* _Material to process_:
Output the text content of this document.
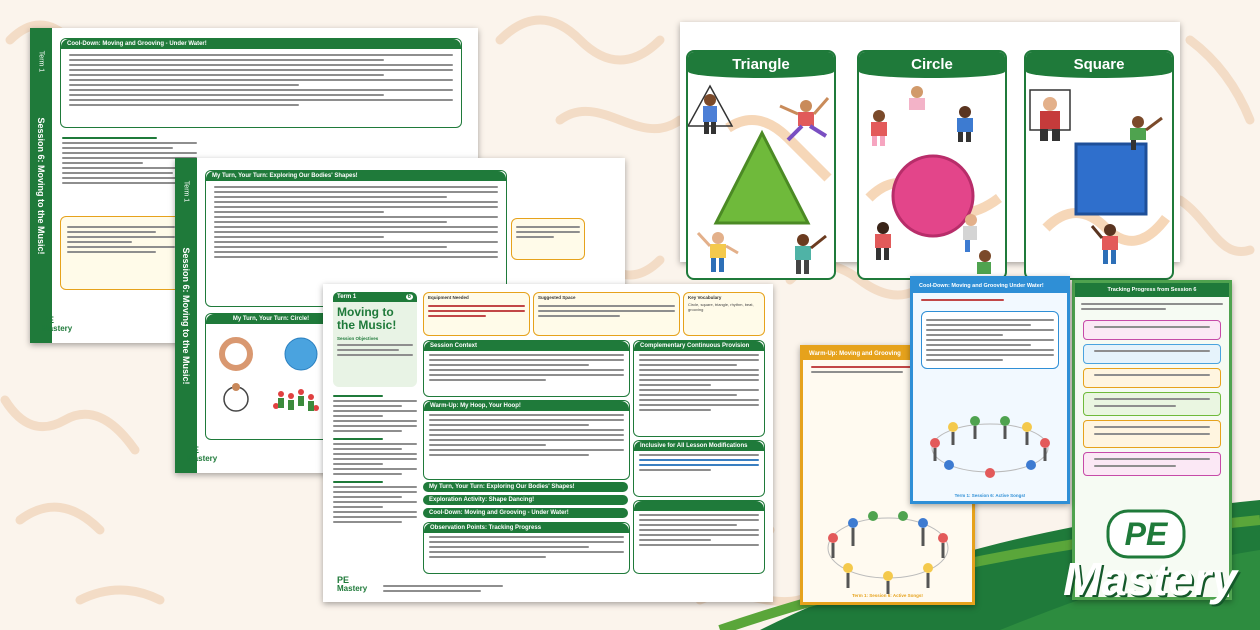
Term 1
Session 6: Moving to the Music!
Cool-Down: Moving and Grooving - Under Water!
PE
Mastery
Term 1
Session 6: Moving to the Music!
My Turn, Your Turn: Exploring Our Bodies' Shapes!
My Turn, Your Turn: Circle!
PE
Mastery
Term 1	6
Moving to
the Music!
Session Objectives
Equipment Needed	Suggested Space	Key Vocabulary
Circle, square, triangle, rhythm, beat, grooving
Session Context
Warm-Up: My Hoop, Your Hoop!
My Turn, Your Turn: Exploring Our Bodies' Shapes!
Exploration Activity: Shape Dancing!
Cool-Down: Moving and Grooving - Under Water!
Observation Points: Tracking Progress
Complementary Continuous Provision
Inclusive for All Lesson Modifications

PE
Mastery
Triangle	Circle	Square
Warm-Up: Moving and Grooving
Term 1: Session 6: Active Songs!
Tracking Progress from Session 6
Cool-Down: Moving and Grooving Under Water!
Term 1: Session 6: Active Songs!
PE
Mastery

* _What you will do_:
Transcribe all entries above exactly. Drop the pictures.

* _Task response_:
Output the text content of this document.
Term 1
Session 6: Moving to the Music!
Cool-Down: Moving and Grooving - Under Water!
PE
Mastery
Term 1
Session 6: Moving to the Music!
My Turn, Your Turn: Exploring Our Bodies' Shapes!
My Turn, Your Turn: Circle!
PE
Mastery
Term 1	6
Moving to
the Music!
Session Objectives
Equipment Needed	Suggested Space	Key Vocabulary
Circle, square, triangle, rhythm, beat, grooving
Session Context
Warm-Up: My Hoop, Your Hoop!
My Turn, Your Turn: Exploring Our Bodies' Shapes!
Exploration Activity: Shape Dancing!
Cool-Down: Moving and Grooving - Under Water!
Observation Points: Tracking Progress
Complementary Continuous Provision
Inclusive for All Lesson Modifications

PE
Mastery
Triangle	Circle	Square
Warm-Up: Moving and Grooving
Term 1: Session 6: Active Songs!
Tracking Progress from Session 6
Cool-Down: Moving and Grooving Under Water!
Term 1: Session 6: Active Songs!
PE
Mastery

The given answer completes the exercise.